Given exercise -
Give a two-sentence summary of the film listings.

Excerpt to read -

The Mirage of Ultra-Realistic Hands (2024) by Guillaume Vallée
The Mirage of Ultra-Realistic Hands delves into the intricate dynamics of male friendship. Through its analog narration, the work portrays the power struggles that take root in adolescence. The recurring motif of the hand explores the gestures intertwined with group relations: the hand that touches, caresses, grasps, manipulates or strikes. These actions elicit the coexistence of affection and control, the sense of belonging and the craving for validation. This film offers a glimpse into the ambivalence and paradoxes inherent in group masculinity. (Guillaume Vallée) US premiere

A Metamorphosis (2025) by Lin Htet Aung
In the houses, after parting, Mothers were made up of tears. Sons were transformed into empty glass cups. And the lullabies became a curse. The film examines the suffering and resilience of the Burmese people by using the distinct political elements that have floated for several years on the ocean of political opera under repetitive military dictatorships in Myanmar. (Lin Htet Aung) north american premiere

Fear of Floating (2024) by Dianna Barrie & Richard Tuohy
Humanity approaches in an ineluctable wave of uncertainty, hope and inevitability. A ferry crossing in Mumbai stands here for all such places and times of human expansion and human vulnerability. (Dianna Barrie & Richard Tuohy) bay area premiere

Man number 4 (2024) Miranda Pennell
Gaza, December 2023. A confrontation with a disturbing photograph on social media triggers questions about what it means to be an onlooker. (Miranda Pennell) bay area premiere

The Motherfucker's Birthday (2024) by Saif Alsaegh
The Motherfucker’s Birthday shows the evil of the dictator and the horror people endure under powerful political leaders. The film presents dancing, a universal and uniquely human activity often representing joy, with footage of Saddam and his sons’ torture tools while they dance. Bush dances with a smirk across the screen while announcing a war that would destabilize a whole region. Contrasting the dancing of these powerful men, who seem disturbingly unconcerned with the lives they impact, with the dancing of the people of Iraq, amplifies the fear, control and horror the general public lives under. Everyone becomes a dancer, the dictator and the oppressed performing a distorted version of this human act. Saddam dances, Bush dances, so what’s left for the Iraqi people except to join in. (Saif Alsaegh) bay area premiere
Malaz Usta (Syria) is a filmmaker, designer and visual artist, working with film, graphics, animation, poetry, editing and sound. He was born in Damascus, Syria. He studied TV and Cinema in Istanbul and obtained his Masters of Film degree at the Netherlands Film Academy, Amsterdam. His works deal with issues of displacement and ideas of belonging, identity, home and absurdity.

Material -
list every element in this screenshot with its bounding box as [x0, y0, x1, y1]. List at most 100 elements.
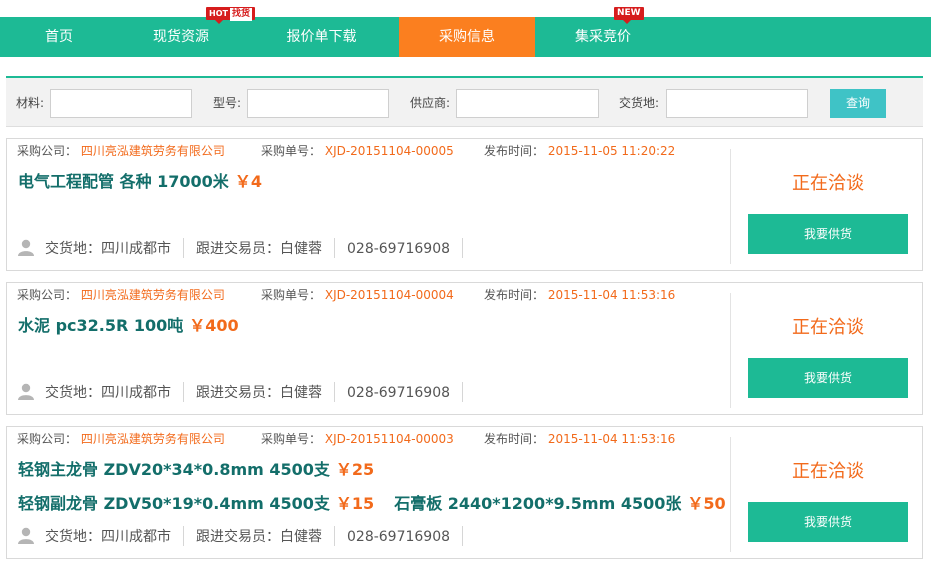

Exercise result -
The film listings describe five films from 2024 and 2025, on male friendship and adolescent power struggles, the suffering and resilience of the Burmese people under military dictatorship, a Mumbai ferry crossing that stands for human expansion and vulnerability, a disturbing photograph from Gaza, and the dancing of Saddam, Bush and the people of Iraq. Each entry notes a US, North American or Bay Area premiere, and a closing biography presents Syrian filmmaker Malaz Usta, whose works deal with displacement, belonging, identity, home and absurdity.